Beneath this sentence is a set of records; write each of them out exactly.

Stored data entries
— Begin —

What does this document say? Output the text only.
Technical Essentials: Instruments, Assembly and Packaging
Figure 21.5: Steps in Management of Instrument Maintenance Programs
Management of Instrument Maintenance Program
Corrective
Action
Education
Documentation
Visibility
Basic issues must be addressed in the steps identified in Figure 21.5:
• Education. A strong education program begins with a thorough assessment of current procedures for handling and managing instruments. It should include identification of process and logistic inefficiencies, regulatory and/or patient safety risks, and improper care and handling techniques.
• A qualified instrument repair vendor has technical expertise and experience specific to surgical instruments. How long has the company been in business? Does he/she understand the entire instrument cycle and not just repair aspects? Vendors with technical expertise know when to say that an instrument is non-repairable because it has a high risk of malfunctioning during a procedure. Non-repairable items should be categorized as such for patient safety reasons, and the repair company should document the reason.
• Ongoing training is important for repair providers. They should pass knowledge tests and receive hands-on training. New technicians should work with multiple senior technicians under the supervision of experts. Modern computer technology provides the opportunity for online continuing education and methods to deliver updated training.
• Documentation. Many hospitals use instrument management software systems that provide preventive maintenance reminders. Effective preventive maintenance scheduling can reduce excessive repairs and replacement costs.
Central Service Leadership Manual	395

— End —

### Complete answer
What does this document say? Output the text only.
Technical Essentials: Instruments, Assembly and Packaging
Figure 21.5: Steps in Management of Instrument Maintenance Programs
Management of Instrument Maintenance Program
Corrective
Action
Education
Documentation
Visibility
Basic issues must be addressed in the steps identified in Figure 21.5:
• Education. A strong education program begins with a thorough assessment of current procedures for handling and managing instruments. It should include identification of process and logistic inefficiencies, regulatory and/or patient safety risks, and improper care and handling techniques.
• A qualified instrument repair vendor has technical expertise and experience specific to surgical instruments. How long has the company been in business? Does he/she understand the entire instrument cycle and not just repair aspects? Vendors with technical expertise know when to say that an instrument is non-repairable because it has a high risk of malfunctioning during a procedure. Non-repairable items should be categorized as such for patient safety reasons, and the repair company should document the reason.
• Ongoing training is important for repair providers. They should pass knowledge tests and receive hands-on training. New technicians should work with multiple senior technicians under the supervision of experts. Modern computer technology provides the opportunity for online continuing education and methods to deliver updated training.
• Documentation. Many hospitals use instrument management software systems that provide preventive maintenance reminders. Effective preventive maintenance scheduling can reduce excessive repairs and replacement costs.
Central Service Leadership Manual	395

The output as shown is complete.